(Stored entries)
★ ★ ★ ★ ★ ★ ★
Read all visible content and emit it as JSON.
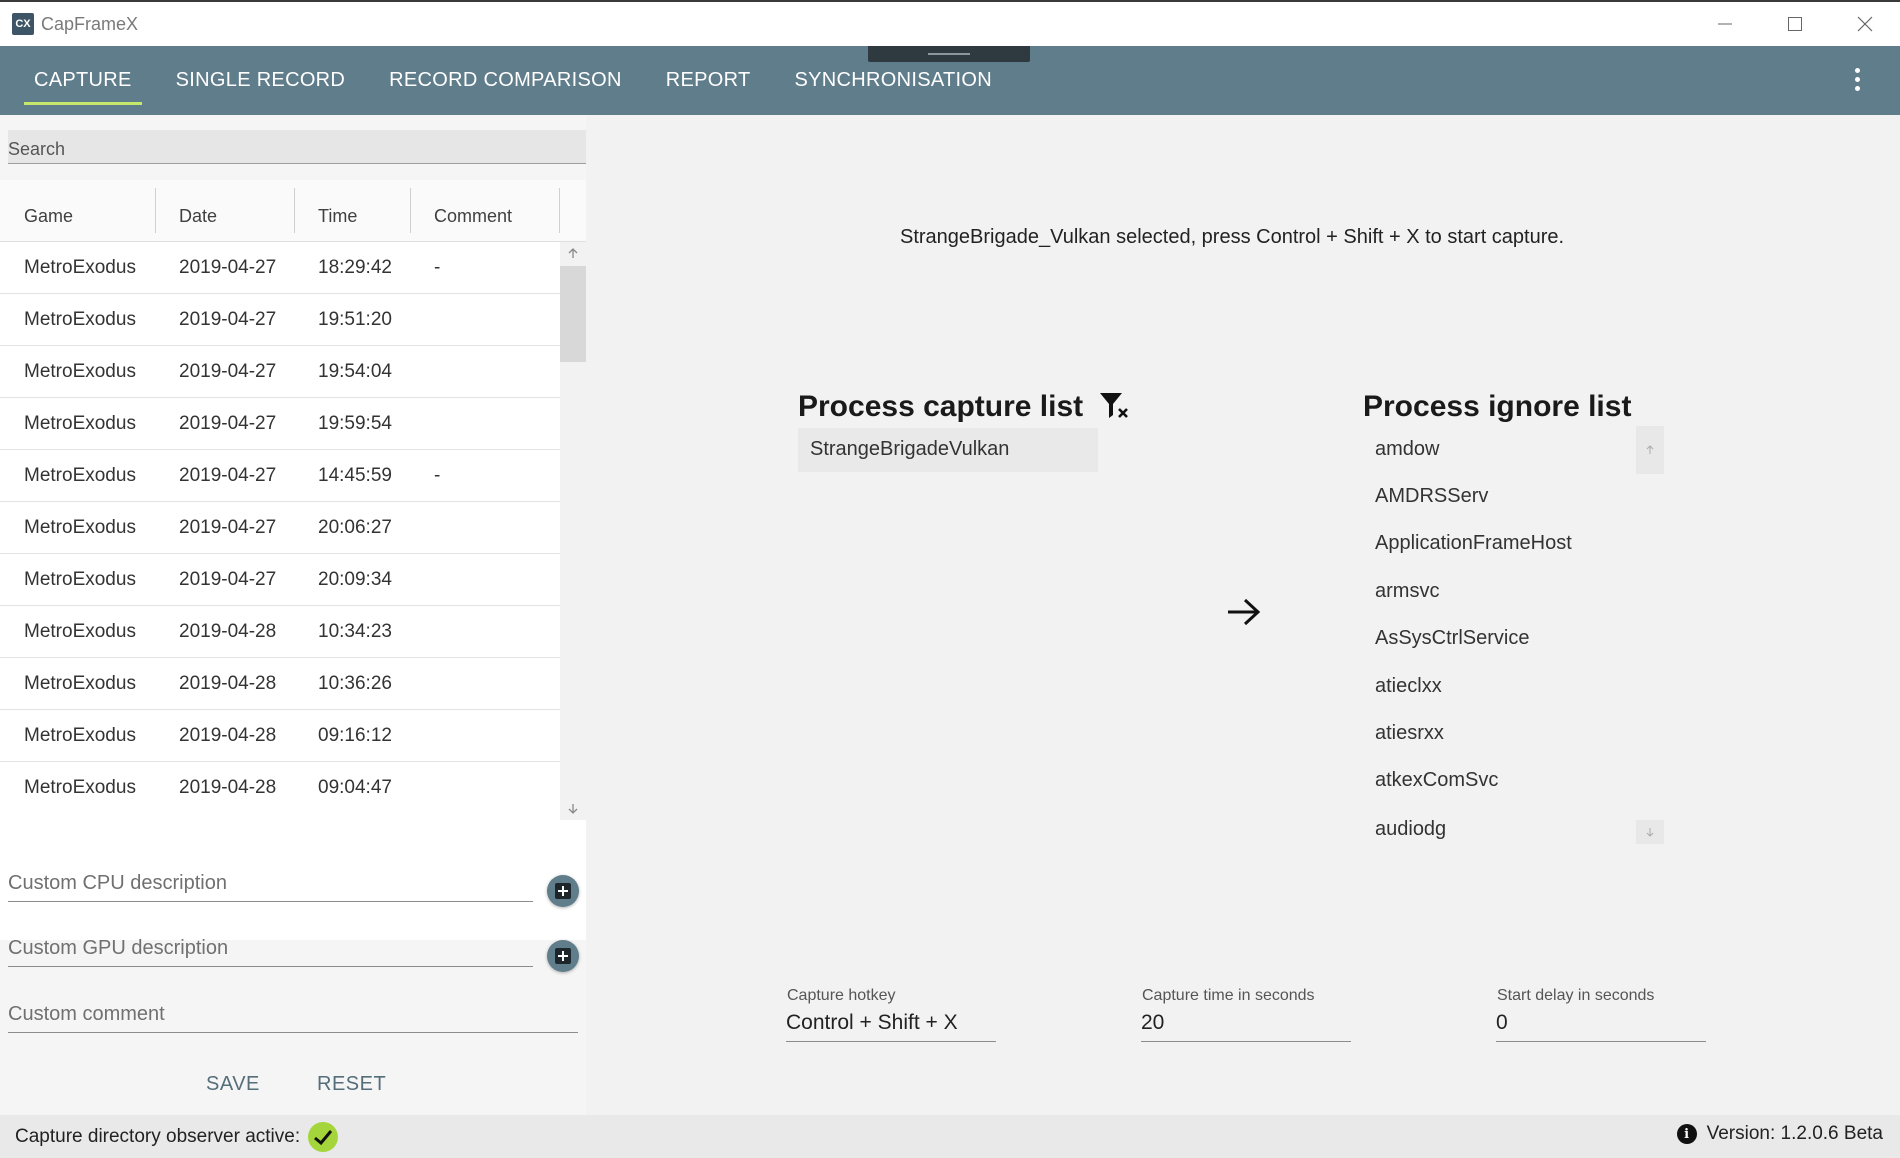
{
  "window": {
    "logo_text": "CX",
    "title": "CapFrameX"
  },
  "nav": {
    "tabs": [
      {
        "label": "CAPTURE",
        "active": true
      },
      {
        "label": "SINGLE RECORD",
        "active": false
      },
      {
        "label": "RECORD COMPARISON",
        "active": false
      },
      {
        "label": "REPORT",
        "active": false
      },
      {
        "label": "SYNCHRONISATION",
        "active": false
      }
    ]
  },
  "search": {
    "placeholder": "Search"
  },
  "table": {
    "headers": [
      "Game",
      "Date",
      "Time",
      "Comment"
    ],
    "rows": [
      {
        "game": "MetroExodus",
        "date": "2019-04-27",
        "time": "18:29:42",
        "comment": "-"
      },
      {
        "game": "MetroExodus",
        "date": "2019-04-27",
        "time": "19:51:20",
        "comment": ""
      },
      {
        "game": "MetroExodus",
        "date": "2019-04-27",
        "time": "19:54:04",
        "comment": ""
      },
      {
        "game": "MetroExodus",
        "date": "2019-04-27",
        "time": "19:59:54",
        "comment": ""
      },
      {
        "game": "MetroExodus",
        "date": "2019-04-27",
        "time": "14:45:59",
        "comment": "-"
      },
      {
        "game": "MetroExodus",
        "date": "2019-04-27",
        "time": "20:06:27",
        "comment": ""
      },
      {
        "game": "MetroExodus",
        "date": "2019-04-27",
        "time": "20:09:34",
        "comment": ""
      },
      {
        "game": "MetroExodus",
        "date": "2019-04-28",
        "time": "10:34:23",
        "comment": ""
      },
      {
        "game": "MetroExodus",
        "date": "2019-04-28",
        "time": "10:36:26",
        "comment": ""
      },
      {
        "game": "MetroExodus",
        "date": "2019-04-28",
        "time": "09:16:12",
        "comment": ""
      },
      {
        "game": "MetroExodus",
        "date": "2019-04-28",
        "time": "09:04:47",
        "comment": ""
      }
    ]
  },
  "form": {
    "cpu_placeholder": "Custom CPU description",
    "gpu_placeholder": "Custom GPU description",
    "comment_placeholder": "Custom comment",
    "save_label": "SAVE",
    "reset_label": "RESET"
  },
  "main": {
    "status_message": "StrangeBrigade_Vulkan selected, press Control + Shift + X to start capture.",
    "capture_list_title": "Process capture list",
    "capture_list": [
      "StrangeBrigadeVulkan"
    ],
    "ignore_list_title": "Process ignore list",
    "ignore_list": [
      "amdow",
      "AMDRSServ",
      "ApplicationFrameHost",
      "armsvc",
      "AsSysCtrlService",
      "atieclxx",
      "atiesrxx",
      "atkexComSvc",
      "audiodg"
    ]
  },
  "config": {
    "hotkey_label": "Capture hotkey",
    "hotkey_value": "Control + Shift + X",
    "capture_time_label": "Capture time in seconds",
    "capture_time_value": "20",
    "start_delay_label": "Start delay in seconds",
    "start_delay_value": "0"
  },
  "statusbar": {
    "observer_text": "Capture directory observer active:",
    "version_text": "Version:  1.2.0.6 Beta"
  },
  "colors": {
    "nav_bg": "#607d8b",
    "accent": "#c6e86a",
    "check": "#a4d63b"
  }
}
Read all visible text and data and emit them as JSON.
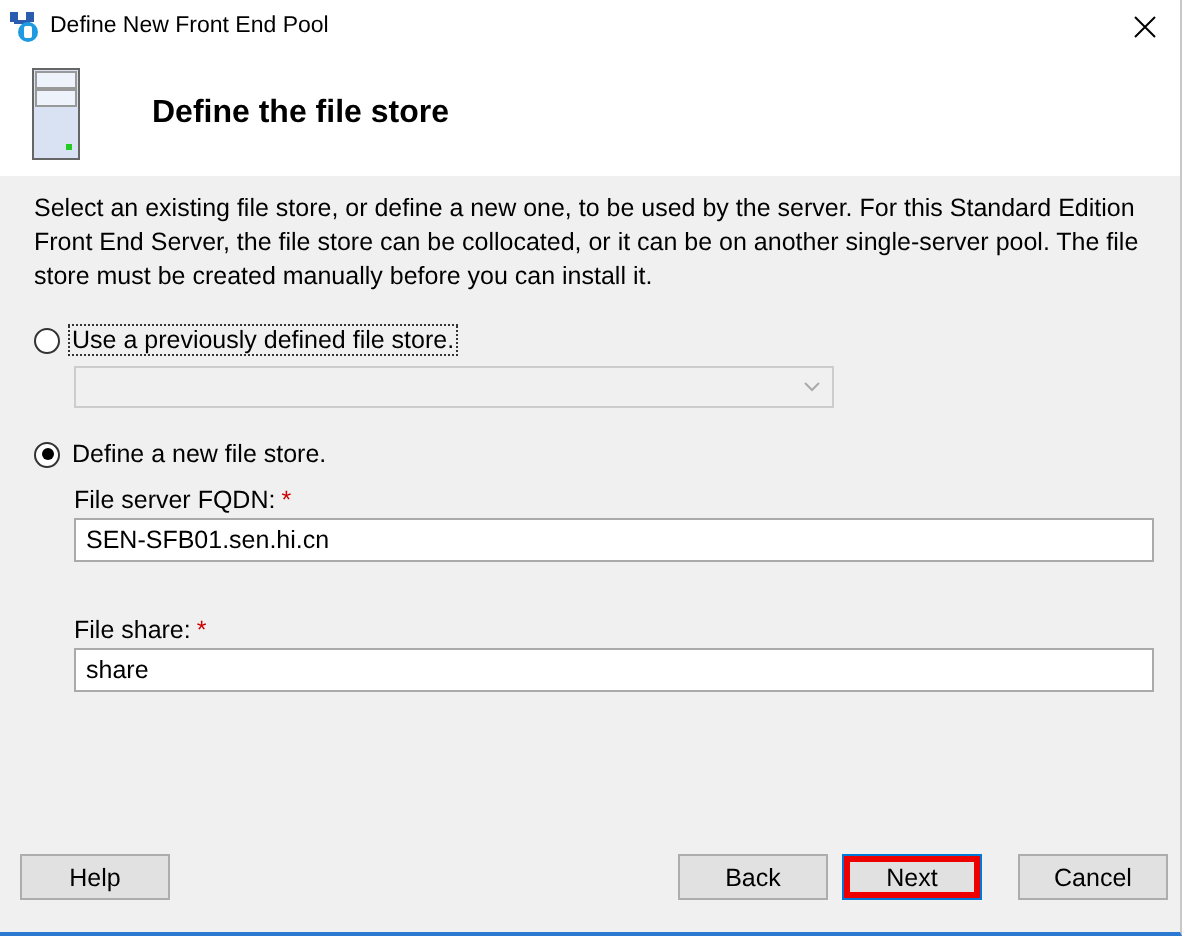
{
  "window": {
    "title": "Define New Front End Pool"
  },
  "header": {
    "title": "Define the file store"
  },
  "description": "Select an existing file store, or define a new one, to be used by the server. For this Standard Edition Front End Server, the file store can be collocated, or it can be on another single-server pool. The file store must be created manually before you can install it.",
  "options": [
    {
      "label": "Use a previously defined file store.",
      "selected": false,
      "focused": true
    },
    {
      "label": "Define a new file store.",
      "selected": true,
      "focused": false
    }
  ],
  "existing_store": {
    "disabled": true
  },
  "fields": [
    {
      "label": "File server FQDN:",
      "required_mark": "*",
      "value": "SEN-SFB01.sen.hi.cn"
    },
    {
      "label": "File share:",
      "required_mark": "*",
      "value": "share"
    }
  ],
  "buttons": [
    {
      "label": "Help",
      "default": false,
      "highlighted": false
    },
    {
      "label": "Back",
      "default": false,
      "highlighted": false
    },
    {
      "label": "Next",
      "default": true,
      "highlighted": true
    },
    {
      "label": "Cancel",
      "default": false,
      "highlighted": false
    }
  ]
}
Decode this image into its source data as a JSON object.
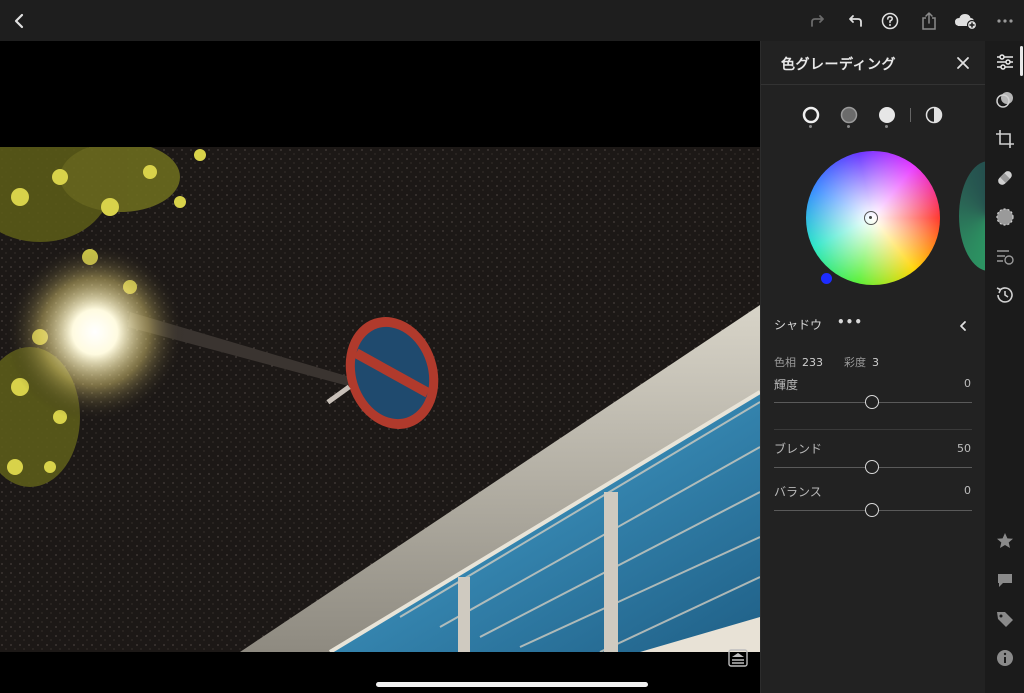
{
  "top_bar": {
    "icons": [
      "back-icon",
      "redo-icon",
      "undo-icon",
      "help-icon",
      "share-icon",
      "cloud-sync-icon",
      "more-icon"
    ]
  },
  "panel": {
    "title": "色グレーディング",
    "modes": [
      "shadows",
      "midtones",
      "highlights",
      "global"
    ],
    "wheel": {
      "hue": 233,
      "saturation": 3
    },
    "section": {
      "label": "シャドウ",
      "more": "•••"
    },
    "meta": {
      "hue_label": "色相",
      "hue_value": "233",
      "saturation_label": "彩度",
      "saturation_value": "3"
    },
    "sliders": [
      {
        "label": "輝度",
        "value": "0",
        "level": 0.5
      },
      {
        "label": "ブレンド",
        "value": "50",
        "level": 0.5
      },
      {
        "label": "バランス",
        "value": "0",
        "level": 0.5
      }
    ]
  },
  "toolbar": {
    "top_tools": [
      "edit-sliders-icon",
      "presets-icon",
      "crop-icon",
      "healing-icon",
      "masking-icon",
      "versions-icon",
      "history-icon"
    ],
    "bottom_tools": [
      "rating-star-icon",
      "comment-icon",
      "tag-icon",
      "info-icon"
    ]
  },
  "colors": {
    "background": "#000000",
    "panel": "#222222",
    "topbar": "#1e1e1e",
    "accent_handle": "#1d2cff"
  }
}
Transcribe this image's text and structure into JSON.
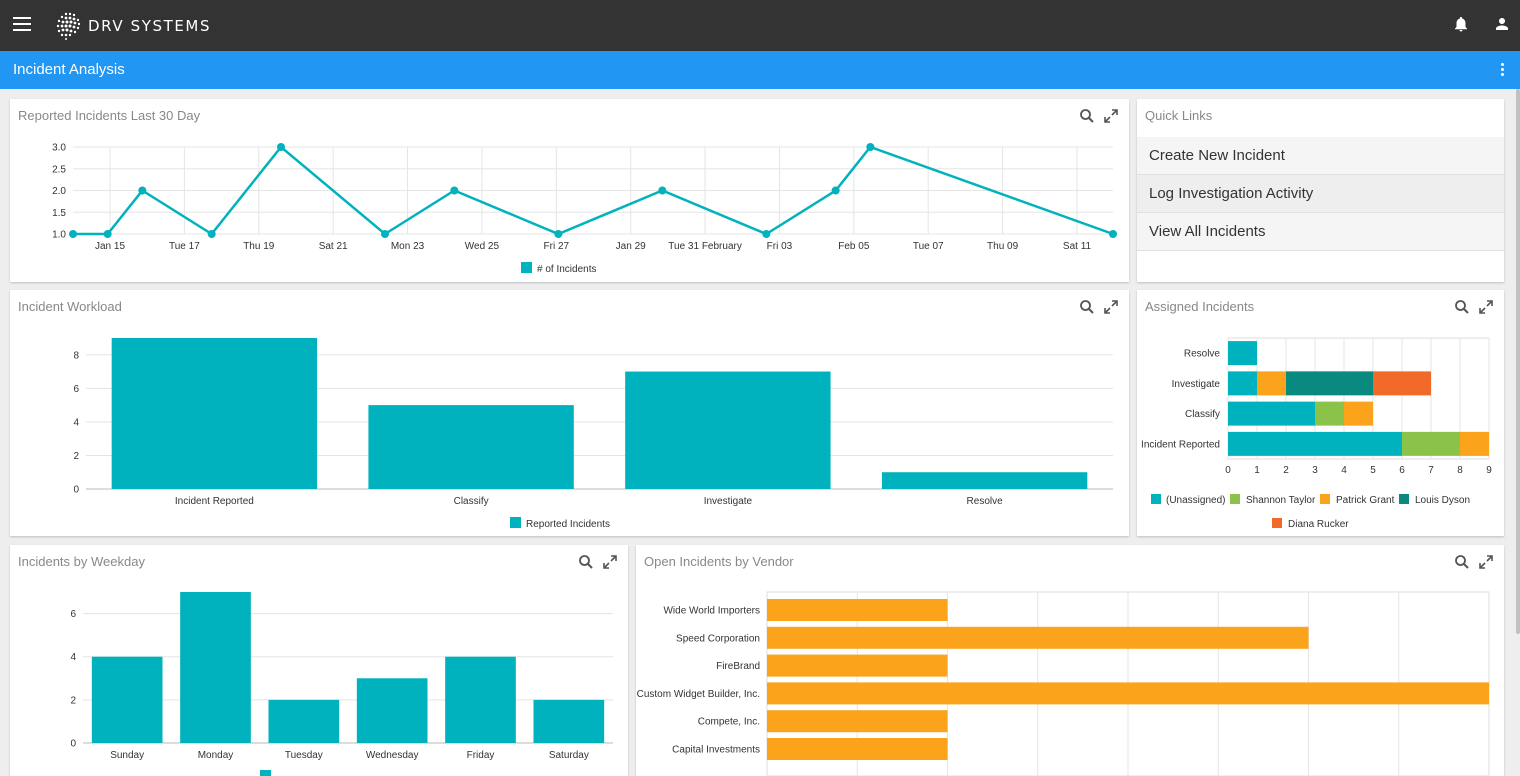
★ ★ ★ ★ ★ ★ ★
PROBLEM REQUIREMENTS: Find all lines holding the string "Read" and copy them.

SOLUTION TO THIS EXERCISE:
Read all visible content and emit it as JSON.
Read all visible text and data and emit them as JSON.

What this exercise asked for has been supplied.